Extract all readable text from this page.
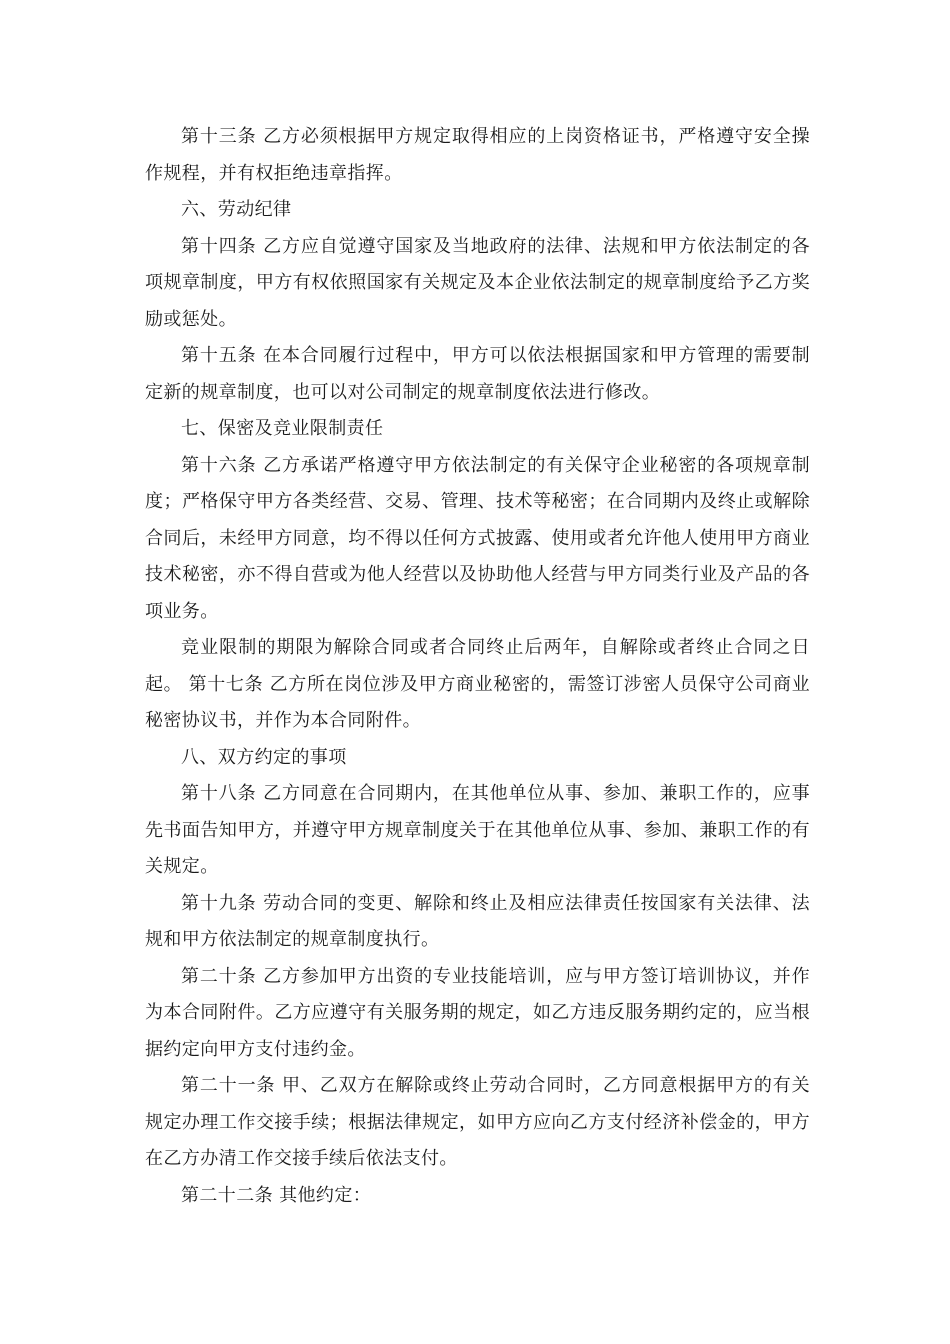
第十三条 乙方必须根据甲方规定取得相应的上岗资格证书，严格遵守安全操作规程，并有权拒绝违章指挥。

六、劳动纪律

第十四条 乙方应自觉遵守国家及当地政府的法律、法规和甲方依法制定的各项规章制度，甲方有权依照国家有关规定及本企业依法制定的规章制度给予乙方奖励或惩处。

第十五条 在本合同履行过程中，甲方可以依法根据国家和甲方管理的需要制定新的规章制度，也可以对公司制定的规章制度依法进行修改。

七、保密及竞业限制责任

第十六条 乙方承诺严格遵守甲方依法制定的有关保守企业秘密的各项规章制度；严格保守甲方各类经营、交易、管理、技术等秘密；在合同期内及终止或解除合同后，未经甲方同意，均不得以任何方式披露、使用或者允许他人使用甲方商业技术秘密，亦不得自营或为他人经营以及协助他人经营与甲方同类行业及产品的各项业务。

竞业限制的期限为解除合同或者合同终止后两年，自解除或者终止合同之日起。 第十七条 乙方所在岗位涉及甲方商业秘密的，需签订涉密人员保守公司商业秘密协议书，并作为本合同附件。

八、双方约定的事项

第十八条 乙方同意在合同期内，在其他单位从事、参加、兼职工作的，应事先书面告知甲方，并遵守甲方规章制度关于在其他单位从事、参加、兼职工作的有关规定。

第十九条 劳动合同的变更、解除和终止及相应法律责任按国家有关法律、法规和甲方依法制定的规章制度执行。

第二十条 乙方参加甲方出资的专业技能培训，应与甲方签订培训协议，并作为本合同附件。乙方应遵守有关服务期的规定，如乙方违反服务期约定的，应当根据约定向甲方支付违约金。

第二十一条 甲、乙双方在解除或终止劳动合同时，乙方同意根据甲方的有关规定办理工作交接手续；根据法律规定，如甲方应向乙方支付经济补偿金的，甲方在乙方办清工作交接手续后依法支付。

第二十二条 其他约定：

* Exercise prompt
Exclude every picture and copy the remaining data exactly.

* Answer below
Extract all readable text from this page.
第十三条 乙方必须根据甲方规定取得相应的上岗资格证书，严格遵守安全操作规程，并有权拒绝违章指挥。

六、劳动纪律

第十四条 乙方应自觉遵守国家及当地政府的法律、法规和甲方依法制定的各项规章制度，甲方有权依照国家有关规定及本企业依法制定的规章制度给予乙方奖励或惩处。

第十五条 在本合同履行过程中，甲方可以依法根据国家和甲方管理的需要制定新的规章制度，也可以对公司制定的规章制度依法进行修改。

七、保密及竞业限制责任

第十六条 乙方承诺严格遵守甲方依法制定的有关保守企业秘密的各项规章制度；严格保守甲方各类经营、交易、管理、技术等秘密；在合同期内及终止或解除合同后，未经甲方同意，均不得以任何方式披露、使用或者允许他人使用甲方商业技术秘密，亦不得自营或为他人经营以及协助他人经营与甲方同类行业及产品的各项业务。

竞业限制的期限为解除合同或者合同终止后两年，自解除或者终止合同之日起。 第十七条 乙方所在岗位涉及甲方商业秘密的，需签订涉密人员保守公司商业秘密协议书，并作为本合同附件。

八、双方约定的事项

第十八条 乙方同意在合同期内，在其他单位从事、参加、兼职工作的，应事先书面告知甲方，并遵守甲方规章制度关于在其他单位从事、参加、兼职工作的有关规定。

第十九条 劳动合同的变更、解除和终止及相应法律责任按国家有关法律、法规和甲方依法制定的规章制度执行。

第二十条 乙方参加甲方出资的专业技能培训，应与甲方签订培训协议，并作为本合同附件。乙方应遵守有关服务期的规定，如乙方违反服务期约定的，应当根据约定向甲方支付违约金。

第二十一条 甲、乙双方在解除或终止劳动合同时，乙方同意根据甲方的有关规定办理工作交接手续；根据法律规定，如甲方应向乙方支付经济补偿金的，甲方在乙方办清工作交接手续后依法支付。

第二十二条 其他约定：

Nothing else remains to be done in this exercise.